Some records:
===
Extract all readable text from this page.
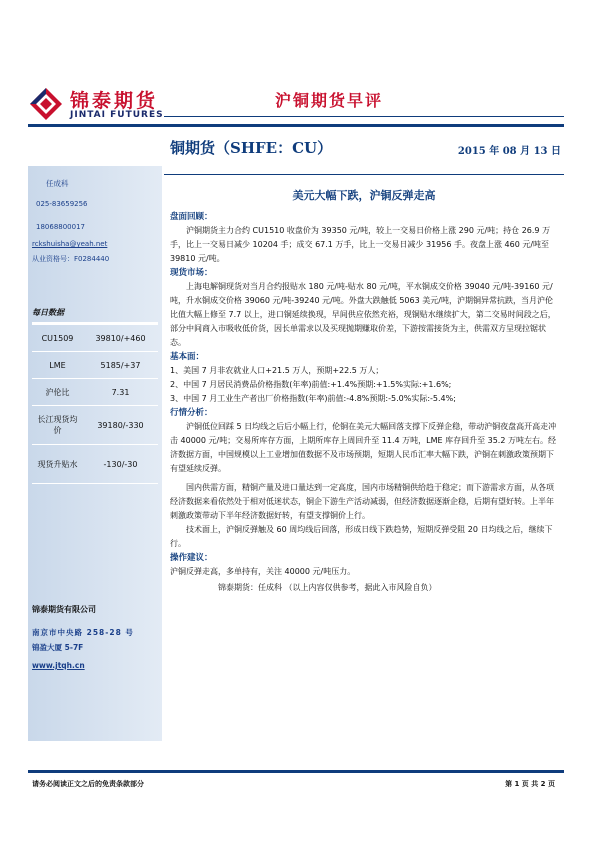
锦泰期货
JINTAI FUTURES
沪铜期货早评
铜期货（SHFE：CU）	2015 年 08 月 13 日
任成科
025-83659256
18068800017
rckshuisha@yeah.net
从业资格号：F0284440
每日数据
CU1509	39810/+460
LME	5185/+37
沪伦比	7.31
长江现货均价	39180/-330
现货升贴水	-130/-30
锦泰期货有限公司
南京市中央路 258-28 号
锦盈大厦 5-7F
www.jtqh.cn
美元大幅下跌，沪铜反弹走高
盘面回顾：

沪铜期货主力合约 CU1510 收盘价为 39350 元/吨，较上一交易日价格上涨 290 元/吨；持仓 26.9 万手，比上一交易日减少 10204 手；成交 67.1 万手，比上一交易日减少 31956 手。夜盘上涨 460 元/吨至 39810 元/吨。

现货市场：

上海电解铜现货对当月合约报贴水 180 元/吨-贴水 80 元/吨，平水铜成交价格 39040 元/吨-39160 元/吨，升水铜成交价格 39060 元/吨-39240 元/吨。外盘大跌触低 5063 美元/吨，沪期铜异常抗跌，当月沪伦比值大幅上修至 7.7 以上，进口铜延续换现，早间供应依然充裕，现铜贴水继续扩大，第二交易时间段之后，部分中间商入市吸收低价货，因长单需求以及买现抛期赚取价差，下游按需接货为主，供需双方呈现拉锯状态。

基本面：

1、美国 7 月非农就业人口+21.5 万人，预期+22.5 万人；

2、中国 7 月居民消费品价格指数(年率)前值:+1.4%预期:+1.5%实际:+1.6%;

3、中国 7 月工业生产者出厂价格指数(年率)前值:-4.8%预期:-5.0%实际:-5.4%;

行情分析：

沪铜低位回踩 5 日均线之后后小幅上行，伦铜在美元大幅回落支撑下反弹企稳，带动沪铜夜盘高开高走冲击 40000 元/吨；交易所库存方面，上期所库存上周回升至 11.4 万吨，LME 库存回升至 35.2 万吨左右。经济数据方面，中国规模以上工业增加值数据不及市场预期，短期人民币汇率大幅下跌，沪铜在刺激政策预期下有望延续反弹。

国内供需方面，精铜产量及进口量达到一定高度，国内市场精铜供给趋于稳定；而下游需求方面，从各项经济数据来看依然处于相对低迷状态，铜企下游生产活动减弱，但经济数据逐渐企稳，后期有望好转。上半年刺激政策带动下半年经济数据好转，有望支撑铜价上行。

技术面上，沪铜反弹触及 60 周均线后回落，形成日线下跌趋势，短期反弹受阻 20 日均线之后，继续下行。

操作建议：

沪铜反弹走高，多单持有，关注 40000 元/吨压力。

锦泰期货：任成科 （以上内容仅供参考，据此入市风险自负）

请务必阅读正文之后的免责条款部分	第 1 页 共 2 页
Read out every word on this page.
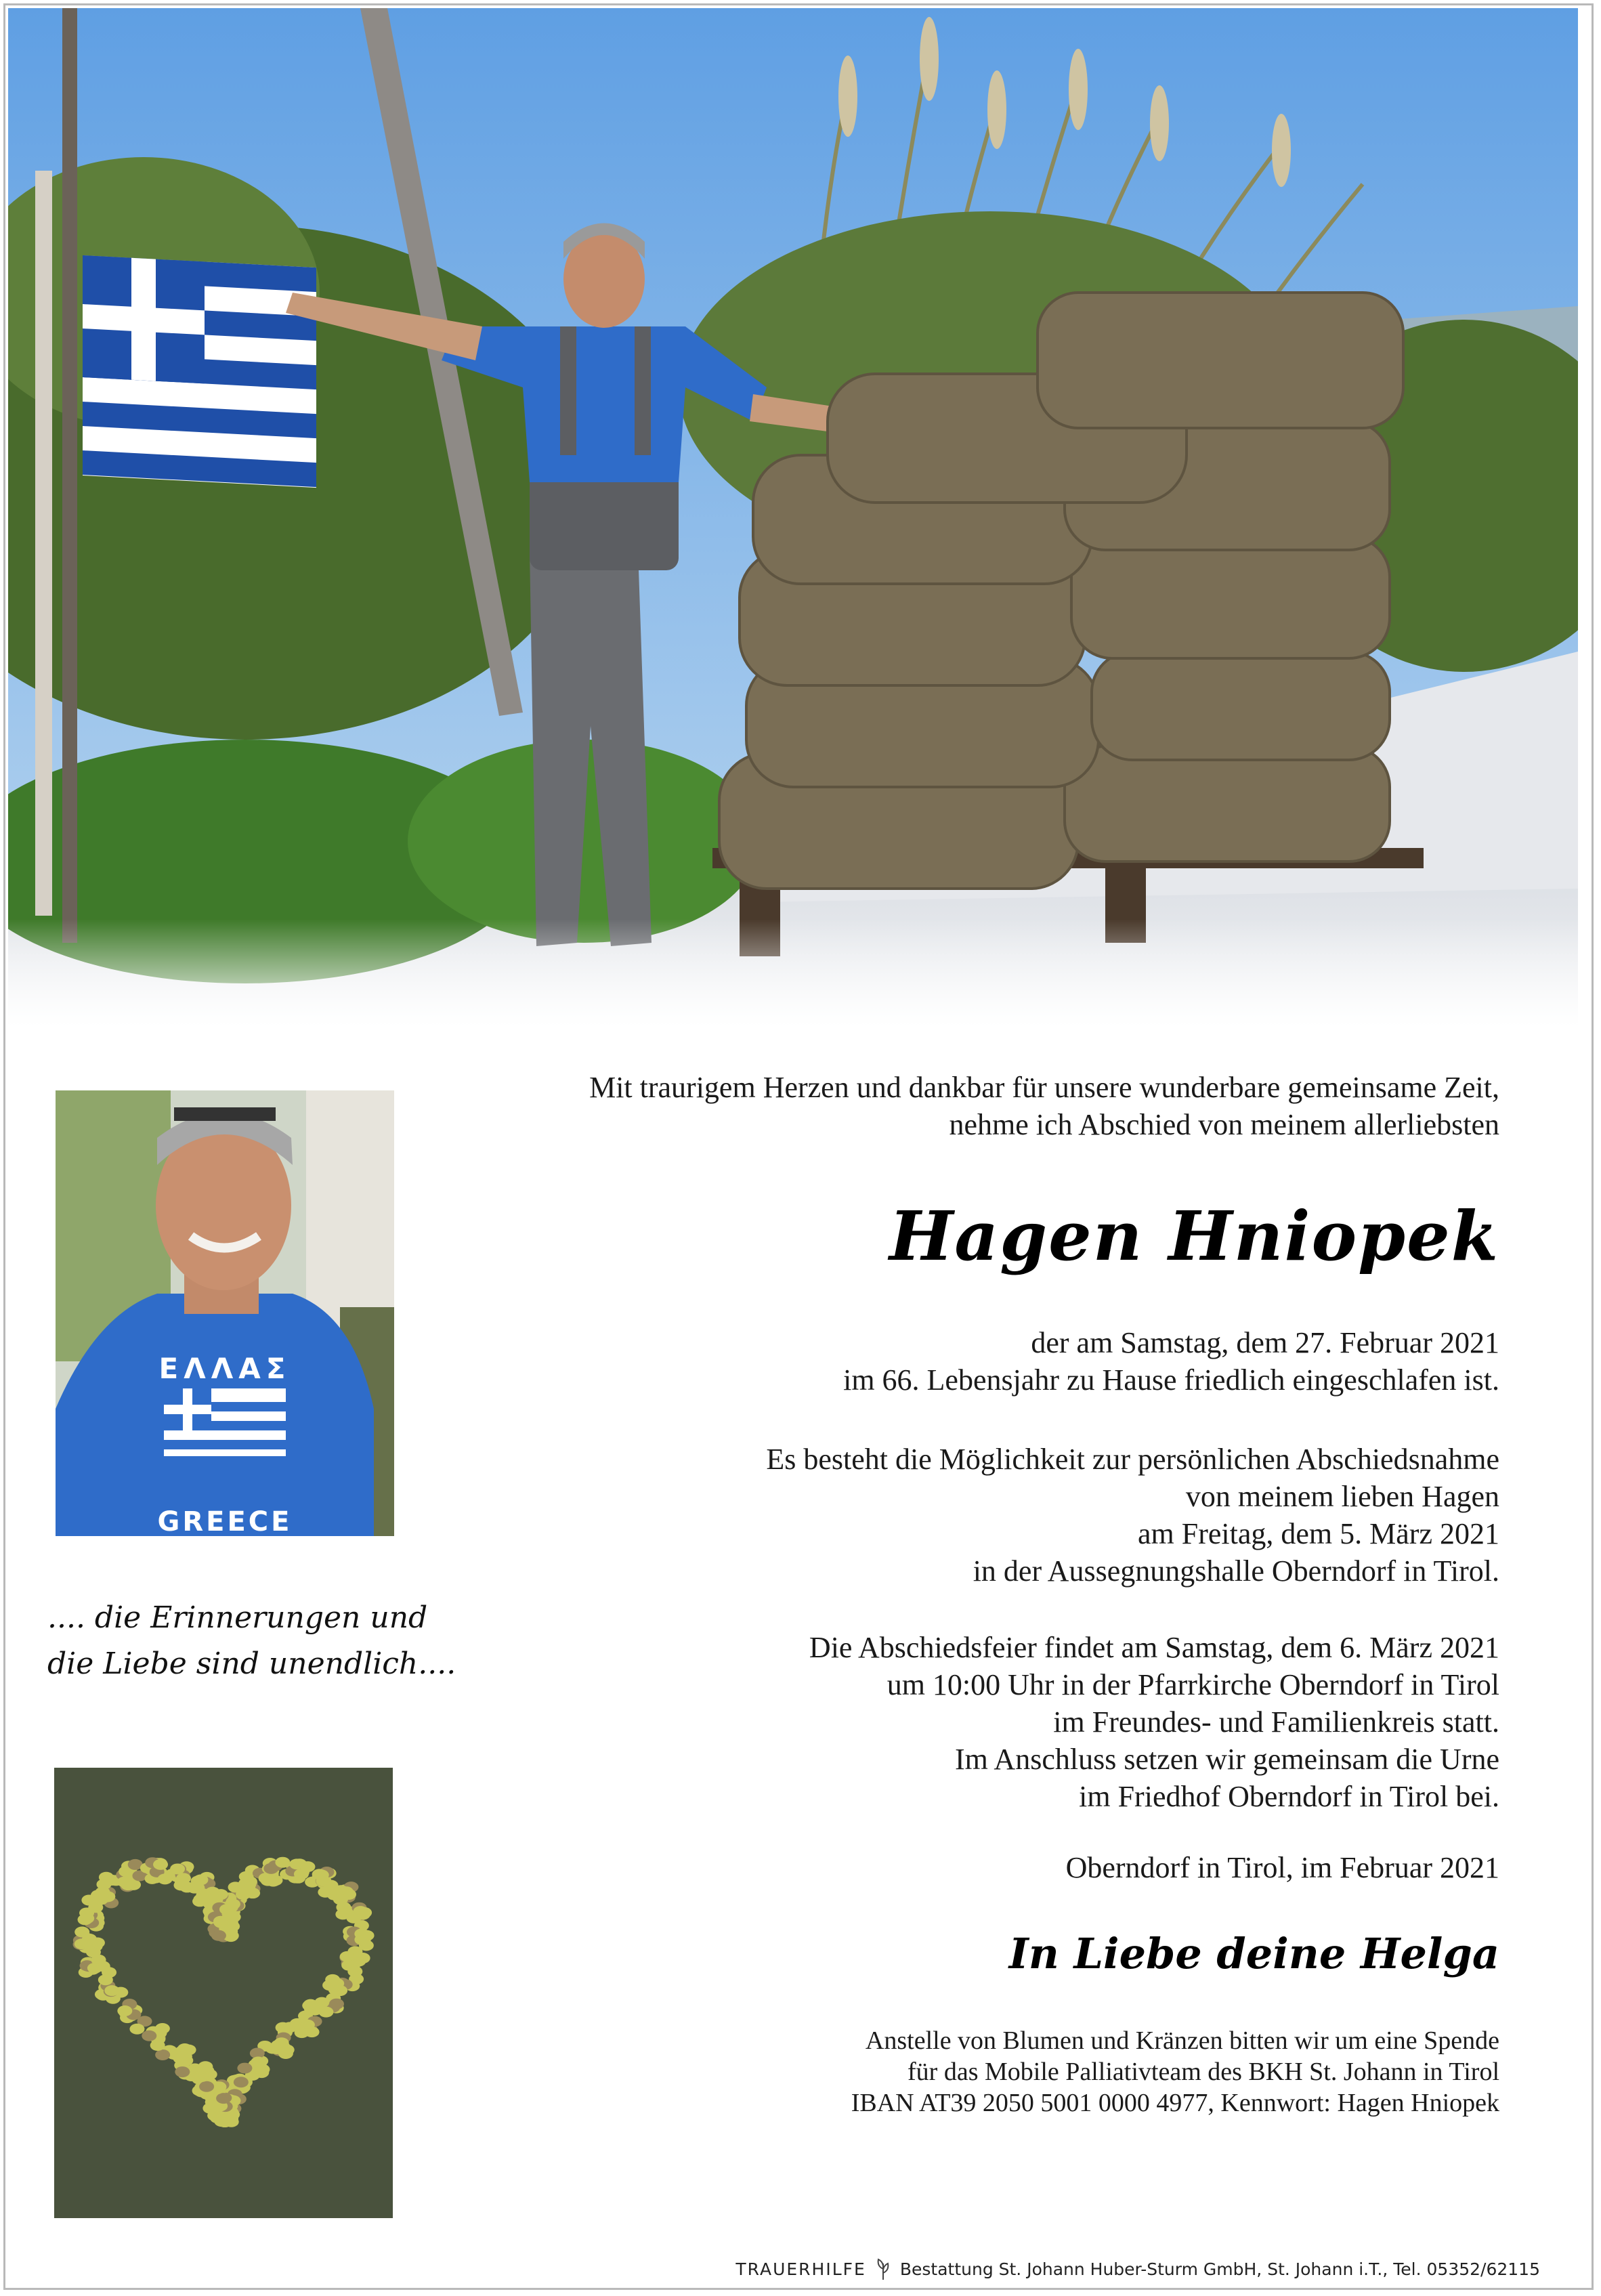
ΕΛΛΑΣ
GREECE
.... die Erinnerungen und
die Liebe sind unendlich....
Mit traurigem Herzen und dankbar für unsere wunderbare gemeinsame Zeit,
nehme ich Abschied von meinem allerliebsten
Hagen Hniopek
der am Samstag, dem 27. Februar 2021
im 66. Lebensjahr zu Hause friedlich eingeschlafen ist.
Es besteht die Möglichkeit zur persönlichen Abschiedsnahme
von meinem lieben Hagen
am Freitag, dem 5. März 2021
in der Aussegnungshalle Oberndorf in Tirol.
Die Abschiedsfeier findet am Samstag, dem 6. März 2021
um 10:00 Uhr in der Pfarrkirche Oberndorf in Tirol
im Freundes- und Familienkreis statt.
Im Anschluss setzen wir gemeinsam die Urne
im Friedhof Oberndorf in Tirol bei.
Oberndorf in Tirol, im Februar 2021
In Liebe deine Helga
Anstelle von Blumen und Kränzen bitten wir um eine Spende
für das Mobile Palliativteam des BKH St. Johann in Tirol
IBAN AT39 2050 5001 0000 4977, Kennwort: Hagen Hniopek
TRAUERHILFE Bestattung St. Johann Huber-Sturm GmbH, St. Johann i.T., Tel. 05352/62115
===
■ REQUIRED TASK:
For each line above that contains the word "page", copy that line.

■ COMPLETE ANSWER:
Extract all readable text from this page.
Read out every word on this page.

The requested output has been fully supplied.